Aim of the exercise: Type out the complete listing below word for word, without its pictures.

Listing:
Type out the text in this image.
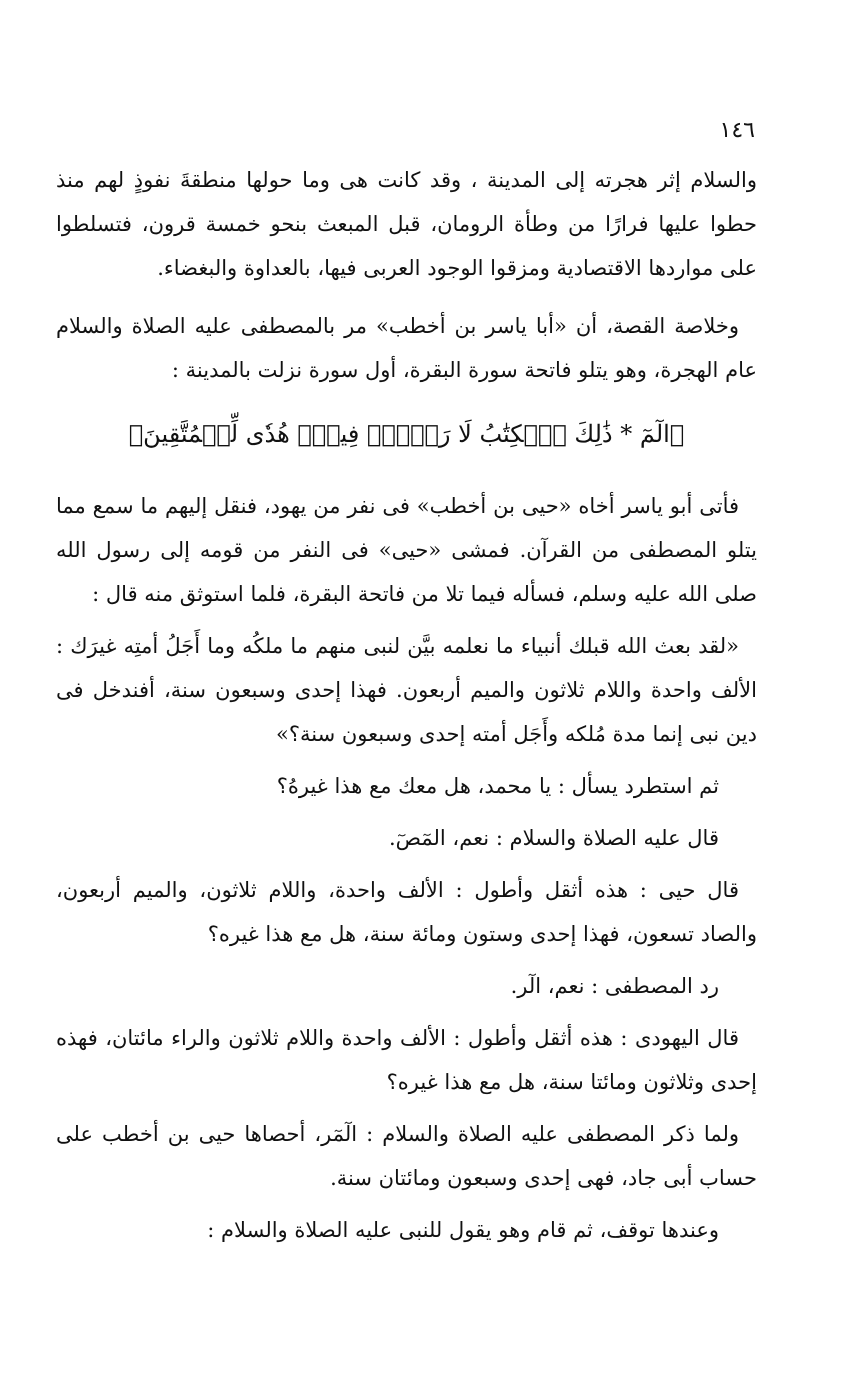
١٤٦

والسلام إثر هجرته إلى المدينة ، وقد كانت هى وما حولها منطقةَ نفوذٍ لهم منذ حطوا عليها فرارًا من وطأة الرومان، قبل المبعث بنحو خمسة قرون، فتسلطوا على مواردها الاقتصادية ومزقوا الوجود العربى فيها، بالعداوة والبغضاء.

وخلاصة القصة، أن «أبا ياسر بن أخطب» مر بالمصطفى عليه الصلاة والسلام عام الهجرة، وهو يتلو فاتحة سورة البقرة، أول سورة نزلت بالمدينة :

﴿الٓمٓ * ذَٰلِكَ ٱلۡكِتَٰبُ لَا رَيۡبَۛ فِيهِۛ هُدٗى لِّلۡمُتَّقِينَ﴾

فأتى أبو ياسر أخاه «حيى بن أخطب» فى نفر من يهود، فنقل إليهم ما سمع مما يتلو المصطفى من القرآن. فمشى «حيى» فى النفر من قومه إلى رسول الله صلى الله عليه وسلم، فسأله فيما تلا من فاتحة البقرة، فلما استوثق منه قال :

«لقد بعث الله قبلك أنبياء ما نعلمه بيَّن لنبى منهم ما ملكُه وما أَجَلُ أمتِه غيرَك : الألف واحدة واللام ثلاثون والميم أربعون. فهذا إحدى وسبعون سنة، أفندخل فى دين نبى إنما مدة مُلكه وأَجَل أمته إحدى وسبعون سنة؟»

ثم استطرد يسأل : يا محمد، هل معك مع هذا غيرهُ؟

قال عليه الصلاة والسلام : نعم، المٓصٓ.

قال حيى : هذه أثقل وأطول : الألف واحدة، واللام ثلاثون، والميم أربعون، والصاد تسعون، فهذا إحدى وستون ومائة سنة، هل مع هذا غيره؟

رد المصطفى : نعم، الٓر.

قال اليهودى : هذه أثقل وأطول : الألف واحدة واللام ثلاثون والراء مائتان، فهذه إحدى وثلاثون ومائتا سنة، هل مع هذا غيره؟

ولما ذكر المصطفى عليه الصلاة والسلام : الٓمٓر، أحصاها حيى بن أخطب على حساب أبى جاد، فهى إحدى وسبعون ومائتان سنة.

وعندها توقف، ثم قام وهو يقول للنبى عليه الصلاة والسلام :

Task solution:
Type out the text in this image.
١٤٦

والسلام إثر هجرته إلى المدينة ، وقد كانت هى وما حولها منطقةَ نفوذٍ لهم منذ حطوا عليها فرارًا من وطأة الرومان، قبل المبعث بنحو خمسة قرون، فتسلطوا على مواردها الاقتصادية ومزقوا الوجود العربى فيها، بالعداوة والبغضاء.

وخلاصة القصة، أن «أبا ياسر بن أخطب» مر بالمصطفى عليه الصلاة والسلام عام الهجرة، وهو يتلو فاتحة سورة البقرة، أول سورة نزلت بالمدينة :

﴿الٓمٓ * ذَٰلِكَ ٱلۡكِتَٰبُ لَا رَيۡبَۛ فِيهِۛ هُدٗى لِّلۡمُتَّقِينَ﴾

فأتى أبو ياسر أخاه «حيى بن أخطب» فى نفر من يهود، فنقل إليهم ما سمع مما يتلو المصطفى من القرآن. فمشى «حيى» فى النفر من قومه إلى رسول الله صلى الله عليه وسلم، فسأله فيما تلا من فاتحة البقرة، فلما استوثق منه قال :

«لقد بعث الله قبلك أنبياء ما نعلمه بيَّن لنبى منهم ما ملكُه وما أَجَلُ أمتِه غيرَك : الألف واحدة واللام ثلاثون والميم أربعون. فهذا إحدى وسبعون سنة، أفندخل فى دين نبى إنما مدة مُلكه وأَجَل أمته إحدى وسبعون سنة؟»

ثم استطرد يسأل : يا محمد، هل معك مع هذا غيرهُ؟

قال عليه الصلاة والسلام : نعم، المٓصٓ.

قال حيى : هذه أثقل وأطول : الألف واحدة، واللام ثلاثون، والميم أربعون، والصاد تسعون، فهذا إحدى وستون ومائة سنة، هل مع هذا غيره؟

رد المصطفى : نعم، الٓر.

قال اليهودى : هذه أثقل وأطول : الألف واحدة واللام ثلاثون والراء مائتان، فهذه إحدى وثلاثون ومائتا سنة، هل مع هذا غيره؟

ولما ذكر المصطفى عليه الصلاة والسلام : الٓمٓر، أحصاها حيى بن أخطب على حساب أبى جاد، فهى إحدى وسبعون ومائتان سنة.

وعندها توقف، ثم قام وهو يقول للنبى عليه الصلاة والسلام :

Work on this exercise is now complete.